* Stated goal: Pick out each line with the word "Tajikistan" from the material that follows.

(Data excerpts)
start

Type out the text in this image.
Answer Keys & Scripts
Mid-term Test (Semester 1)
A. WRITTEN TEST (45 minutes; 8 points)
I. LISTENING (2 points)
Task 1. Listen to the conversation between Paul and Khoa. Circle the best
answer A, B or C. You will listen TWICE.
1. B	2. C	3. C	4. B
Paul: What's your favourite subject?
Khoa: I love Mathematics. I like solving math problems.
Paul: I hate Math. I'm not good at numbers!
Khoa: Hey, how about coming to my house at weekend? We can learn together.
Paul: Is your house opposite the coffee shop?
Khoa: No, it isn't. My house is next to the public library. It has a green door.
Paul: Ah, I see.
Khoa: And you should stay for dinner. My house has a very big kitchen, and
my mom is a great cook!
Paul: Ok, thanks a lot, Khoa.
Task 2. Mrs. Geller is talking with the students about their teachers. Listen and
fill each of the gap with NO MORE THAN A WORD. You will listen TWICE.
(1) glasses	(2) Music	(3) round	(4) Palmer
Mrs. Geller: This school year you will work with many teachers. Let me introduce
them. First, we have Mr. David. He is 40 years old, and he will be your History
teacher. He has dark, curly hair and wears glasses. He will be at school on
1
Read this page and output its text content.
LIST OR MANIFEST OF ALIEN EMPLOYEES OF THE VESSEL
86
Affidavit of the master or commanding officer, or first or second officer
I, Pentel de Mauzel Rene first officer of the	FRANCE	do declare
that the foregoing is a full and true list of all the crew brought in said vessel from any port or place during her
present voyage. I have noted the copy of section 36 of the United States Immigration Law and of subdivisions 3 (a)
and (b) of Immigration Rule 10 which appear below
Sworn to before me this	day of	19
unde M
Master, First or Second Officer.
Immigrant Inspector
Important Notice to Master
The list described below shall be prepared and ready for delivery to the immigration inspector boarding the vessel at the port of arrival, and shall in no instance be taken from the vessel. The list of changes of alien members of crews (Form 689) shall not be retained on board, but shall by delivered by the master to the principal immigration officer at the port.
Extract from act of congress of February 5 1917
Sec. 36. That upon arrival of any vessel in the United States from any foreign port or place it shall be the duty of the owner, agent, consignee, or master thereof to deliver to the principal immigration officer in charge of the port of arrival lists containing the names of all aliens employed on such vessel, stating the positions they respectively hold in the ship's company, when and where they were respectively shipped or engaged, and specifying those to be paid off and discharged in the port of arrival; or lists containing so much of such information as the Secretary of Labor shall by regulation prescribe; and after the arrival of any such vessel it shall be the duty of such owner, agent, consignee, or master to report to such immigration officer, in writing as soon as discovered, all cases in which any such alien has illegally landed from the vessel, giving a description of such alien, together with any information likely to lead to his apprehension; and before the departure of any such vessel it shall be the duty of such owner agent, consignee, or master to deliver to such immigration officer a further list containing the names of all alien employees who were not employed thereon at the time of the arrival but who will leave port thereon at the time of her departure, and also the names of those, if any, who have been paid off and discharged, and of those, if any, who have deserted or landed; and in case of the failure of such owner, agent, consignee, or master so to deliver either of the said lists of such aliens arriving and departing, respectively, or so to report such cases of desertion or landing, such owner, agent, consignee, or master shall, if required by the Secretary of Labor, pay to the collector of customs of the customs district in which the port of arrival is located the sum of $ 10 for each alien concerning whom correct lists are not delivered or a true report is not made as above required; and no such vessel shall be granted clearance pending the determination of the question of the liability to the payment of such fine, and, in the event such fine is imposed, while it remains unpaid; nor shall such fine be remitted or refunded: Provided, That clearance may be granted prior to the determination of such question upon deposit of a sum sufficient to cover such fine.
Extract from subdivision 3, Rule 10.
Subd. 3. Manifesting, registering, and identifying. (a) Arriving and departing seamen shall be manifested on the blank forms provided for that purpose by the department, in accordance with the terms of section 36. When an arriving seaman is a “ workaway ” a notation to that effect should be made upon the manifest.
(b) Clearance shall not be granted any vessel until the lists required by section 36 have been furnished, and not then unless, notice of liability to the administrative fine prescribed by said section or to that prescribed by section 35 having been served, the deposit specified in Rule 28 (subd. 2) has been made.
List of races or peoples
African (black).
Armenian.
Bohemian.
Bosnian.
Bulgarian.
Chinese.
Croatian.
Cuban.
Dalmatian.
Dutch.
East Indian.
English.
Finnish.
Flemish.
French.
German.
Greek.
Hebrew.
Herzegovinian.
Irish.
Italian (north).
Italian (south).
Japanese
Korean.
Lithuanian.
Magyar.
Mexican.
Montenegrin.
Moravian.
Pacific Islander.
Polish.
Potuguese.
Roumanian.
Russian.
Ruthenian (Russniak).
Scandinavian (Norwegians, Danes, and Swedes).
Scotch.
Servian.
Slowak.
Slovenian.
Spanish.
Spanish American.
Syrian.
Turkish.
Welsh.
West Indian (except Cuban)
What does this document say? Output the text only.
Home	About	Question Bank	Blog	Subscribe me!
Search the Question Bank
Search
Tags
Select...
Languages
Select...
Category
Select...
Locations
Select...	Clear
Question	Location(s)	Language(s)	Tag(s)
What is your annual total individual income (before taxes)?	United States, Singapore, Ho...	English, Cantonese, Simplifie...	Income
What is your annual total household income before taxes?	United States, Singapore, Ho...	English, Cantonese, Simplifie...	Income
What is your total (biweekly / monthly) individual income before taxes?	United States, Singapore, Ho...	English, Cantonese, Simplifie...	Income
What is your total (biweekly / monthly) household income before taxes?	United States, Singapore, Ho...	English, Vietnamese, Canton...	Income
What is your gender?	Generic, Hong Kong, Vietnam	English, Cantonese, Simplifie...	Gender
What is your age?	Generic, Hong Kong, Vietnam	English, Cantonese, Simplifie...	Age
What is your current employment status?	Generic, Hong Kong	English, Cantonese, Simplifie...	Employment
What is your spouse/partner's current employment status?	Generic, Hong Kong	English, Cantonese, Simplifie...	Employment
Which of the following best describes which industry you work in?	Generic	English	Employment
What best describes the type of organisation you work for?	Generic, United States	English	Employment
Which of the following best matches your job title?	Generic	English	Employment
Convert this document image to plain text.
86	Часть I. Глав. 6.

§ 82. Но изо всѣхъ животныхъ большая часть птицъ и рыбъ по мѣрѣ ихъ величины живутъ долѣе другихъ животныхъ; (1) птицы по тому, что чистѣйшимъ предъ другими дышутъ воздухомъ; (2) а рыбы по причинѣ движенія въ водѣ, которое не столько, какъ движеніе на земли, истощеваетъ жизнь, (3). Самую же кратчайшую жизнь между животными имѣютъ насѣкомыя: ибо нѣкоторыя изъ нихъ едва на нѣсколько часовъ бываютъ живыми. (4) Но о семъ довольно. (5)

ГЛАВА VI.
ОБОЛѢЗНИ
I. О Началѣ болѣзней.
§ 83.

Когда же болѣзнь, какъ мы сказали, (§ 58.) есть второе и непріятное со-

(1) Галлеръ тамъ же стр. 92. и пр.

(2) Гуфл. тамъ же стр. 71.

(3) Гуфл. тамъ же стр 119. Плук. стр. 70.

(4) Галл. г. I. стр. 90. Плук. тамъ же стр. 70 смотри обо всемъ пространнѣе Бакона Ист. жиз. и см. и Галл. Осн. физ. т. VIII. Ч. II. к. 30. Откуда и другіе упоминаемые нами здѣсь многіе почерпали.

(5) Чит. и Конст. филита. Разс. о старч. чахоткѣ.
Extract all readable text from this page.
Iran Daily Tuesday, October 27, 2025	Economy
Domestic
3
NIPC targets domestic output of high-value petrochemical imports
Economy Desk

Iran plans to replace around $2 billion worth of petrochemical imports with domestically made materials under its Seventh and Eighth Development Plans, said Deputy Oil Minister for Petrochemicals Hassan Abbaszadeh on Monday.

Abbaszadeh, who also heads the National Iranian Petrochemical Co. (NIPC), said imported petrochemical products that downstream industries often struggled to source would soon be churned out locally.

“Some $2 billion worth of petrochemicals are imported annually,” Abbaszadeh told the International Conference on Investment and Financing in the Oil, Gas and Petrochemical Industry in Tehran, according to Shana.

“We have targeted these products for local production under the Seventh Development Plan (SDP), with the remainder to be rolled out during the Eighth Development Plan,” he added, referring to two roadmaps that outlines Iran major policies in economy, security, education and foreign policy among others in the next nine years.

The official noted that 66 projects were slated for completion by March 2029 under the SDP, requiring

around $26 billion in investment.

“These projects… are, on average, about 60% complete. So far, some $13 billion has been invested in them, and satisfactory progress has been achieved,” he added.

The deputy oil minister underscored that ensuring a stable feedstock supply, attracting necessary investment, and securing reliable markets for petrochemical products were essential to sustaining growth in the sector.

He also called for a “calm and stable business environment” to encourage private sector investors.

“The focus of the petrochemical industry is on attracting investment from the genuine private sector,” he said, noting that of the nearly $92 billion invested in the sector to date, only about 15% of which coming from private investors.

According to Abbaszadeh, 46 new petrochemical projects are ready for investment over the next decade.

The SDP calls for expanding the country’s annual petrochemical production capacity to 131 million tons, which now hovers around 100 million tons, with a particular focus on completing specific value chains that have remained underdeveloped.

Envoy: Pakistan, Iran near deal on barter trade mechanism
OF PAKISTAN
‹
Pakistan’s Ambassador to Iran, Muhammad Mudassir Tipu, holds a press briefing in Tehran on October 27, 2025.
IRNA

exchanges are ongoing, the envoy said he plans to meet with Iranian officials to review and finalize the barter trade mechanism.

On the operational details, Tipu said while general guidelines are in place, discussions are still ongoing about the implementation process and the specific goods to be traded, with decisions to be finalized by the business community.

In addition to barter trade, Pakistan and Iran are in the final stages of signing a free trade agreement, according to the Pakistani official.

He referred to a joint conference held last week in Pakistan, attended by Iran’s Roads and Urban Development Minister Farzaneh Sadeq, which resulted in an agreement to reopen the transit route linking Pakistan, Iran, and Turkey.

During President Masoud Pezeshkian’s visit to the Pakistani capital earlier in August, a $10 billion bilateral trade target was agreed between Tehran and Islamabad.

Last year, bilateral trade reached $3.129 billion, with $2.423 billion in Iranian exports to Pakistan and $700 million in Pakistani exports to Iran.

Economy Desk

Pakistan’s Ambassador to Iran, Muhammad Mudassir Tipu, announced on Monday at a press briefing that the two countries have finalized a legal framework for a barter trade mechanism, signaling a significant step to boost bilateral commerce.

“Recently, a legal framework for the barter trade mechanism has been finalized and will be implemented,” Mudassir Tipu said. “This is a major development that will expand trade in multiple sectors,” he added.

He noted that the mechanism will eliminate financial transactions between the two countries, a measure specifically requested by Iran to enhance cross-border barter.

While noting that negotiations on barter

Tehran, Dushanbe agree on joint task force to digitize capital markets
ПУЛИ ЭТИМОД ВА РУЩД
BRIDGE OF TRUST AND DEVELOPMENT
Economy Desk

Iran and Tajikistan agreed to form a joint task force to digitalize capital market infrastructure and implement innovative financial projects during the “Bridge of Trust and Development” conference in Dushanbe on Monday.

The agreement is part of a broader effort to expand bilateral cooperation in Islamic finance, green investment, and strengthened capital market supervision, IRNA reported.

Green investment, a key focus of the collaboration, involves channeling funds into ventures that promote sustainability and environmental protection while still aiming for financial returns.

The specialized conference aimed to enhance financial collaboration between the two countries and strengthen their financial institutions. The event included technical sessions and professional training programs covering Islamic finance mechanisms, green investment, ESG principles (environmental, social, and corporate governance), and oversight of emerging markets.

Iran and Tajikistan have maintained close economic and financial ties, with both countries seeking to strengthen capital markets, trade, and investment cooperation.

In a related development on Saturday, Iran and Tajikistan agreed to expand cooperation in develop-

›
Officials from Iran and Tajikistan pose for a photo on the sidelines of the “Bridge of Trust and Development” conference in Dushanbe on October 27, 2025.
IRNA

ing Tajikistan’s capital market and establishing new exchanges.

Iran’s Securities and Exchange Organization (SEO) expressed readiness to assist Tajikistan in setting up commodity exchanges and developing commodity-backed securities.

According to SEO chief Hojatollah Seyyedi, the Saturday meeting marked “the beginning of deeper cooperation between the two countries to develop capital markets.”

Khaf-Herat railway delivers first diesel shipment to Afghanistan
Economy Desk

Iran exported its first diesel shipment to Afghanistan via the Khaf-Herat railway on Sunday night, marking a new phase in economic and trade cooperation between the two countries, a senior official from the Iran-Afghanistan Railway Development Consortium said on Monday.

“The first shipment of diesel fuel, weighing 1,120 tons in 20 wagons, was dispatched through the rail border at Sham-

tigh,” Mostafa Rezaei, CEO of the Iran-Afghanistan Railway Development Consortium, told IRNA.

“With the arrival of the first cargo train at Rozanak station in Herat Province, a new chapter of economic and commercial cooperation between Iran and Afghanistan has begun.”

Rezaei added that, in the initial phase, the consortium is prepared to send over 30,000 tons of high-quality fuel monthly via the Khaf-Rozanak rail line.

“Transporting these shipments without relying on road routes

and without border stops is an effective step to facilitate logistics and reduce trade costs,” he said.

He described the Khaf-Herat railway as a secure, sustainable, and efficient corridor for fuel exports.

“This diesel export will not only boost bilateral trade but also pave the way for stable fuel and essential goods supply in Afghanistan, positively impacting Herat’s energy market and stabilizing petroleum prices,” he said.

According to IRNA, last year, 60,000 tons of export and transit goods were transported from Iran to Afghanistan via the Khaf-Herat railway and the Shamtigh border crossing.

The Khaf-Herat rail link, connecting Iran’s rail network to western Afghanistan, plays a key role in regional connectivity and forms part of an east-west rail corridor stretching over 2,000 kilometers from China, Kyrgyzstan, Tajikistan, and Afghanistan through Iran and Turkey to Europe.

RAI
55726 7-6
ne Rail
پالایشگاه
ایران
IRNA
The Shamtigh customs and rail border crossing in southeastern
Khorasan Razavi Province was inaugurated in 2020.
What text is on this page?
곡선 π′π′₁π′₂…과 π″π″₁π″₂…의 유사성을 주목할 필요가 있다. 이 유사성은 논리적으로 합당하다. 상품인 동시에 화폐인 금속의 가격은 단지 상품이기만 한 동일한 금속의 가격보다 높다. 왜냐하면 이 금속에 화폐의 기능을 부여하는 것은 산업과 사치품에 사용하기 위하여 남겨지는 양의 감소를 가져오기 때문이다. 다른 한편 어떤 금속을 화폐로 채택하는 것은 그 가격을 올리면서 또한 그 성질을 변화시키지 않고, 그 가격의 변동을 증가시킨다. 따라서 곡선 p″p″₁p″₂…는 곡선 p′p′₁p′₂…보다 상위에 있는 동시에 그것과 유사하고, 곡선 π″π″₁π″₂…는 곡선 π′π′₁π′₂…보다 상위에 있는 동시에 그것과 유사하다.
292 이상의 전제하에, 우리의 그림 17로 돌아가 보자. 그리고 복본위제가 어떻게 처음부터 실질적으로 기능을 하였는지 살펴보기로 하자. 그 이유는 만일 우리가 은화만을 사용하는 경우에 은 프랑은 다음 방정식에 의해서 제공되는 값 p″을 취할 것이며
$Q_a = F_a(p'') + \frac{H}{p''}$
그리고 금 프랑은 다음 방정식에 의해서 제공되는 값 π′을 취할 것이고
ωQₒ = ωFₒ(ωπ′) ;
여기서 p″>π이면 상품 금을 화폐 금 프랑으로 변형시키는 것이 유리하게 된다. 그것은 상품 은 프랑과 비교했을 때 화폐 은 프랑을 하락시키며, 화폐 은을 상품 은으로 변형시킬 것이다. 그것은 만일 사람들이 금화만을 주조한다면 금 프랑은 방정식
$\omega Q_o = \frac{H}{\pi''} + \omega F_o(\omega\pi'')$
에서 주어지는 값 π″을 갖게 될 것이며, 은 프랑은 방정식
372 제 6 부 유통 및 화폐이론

end

* Response for this exercise:
Iran and Tajikistan agreed to form a joint task force to digitalize capital market infrastructure and implement innovative financial projects during the “Bridge of Trust and Development” conference in Dushanbe on Monday.
Iran and Tajikistan have maintained close economic and financial ties, with both countries seeking to strengthen capital markets, trade, and investment cooperation.
In a related development on Saturday, Iran and Tajikistan agreed to expand cooperation in develop-
Officials from Iran and Tajikistan pose for a photo on the sidelines of the “Bridge of Trust and Development” conference in Dushanbe on October 27, 2025.
ing Tajikistan’s capital market and establishing new exchanges.
Iran’s Securities and Exchange Organization (SEO) expressed readiness to assist Tajikistan in setting up commodity exchanges and developing commodity-backed securities.
The Khaf-Herat rail link, connecting Iran’s rail network to western Afghanistan, plays a key role in regional connectivity and forms part of an east-west rail corridor stretching over 2,000 kilometers from China, Kyrgyzstan, Tajikistan, and Afghanistan through Iran and Turkey to Europe.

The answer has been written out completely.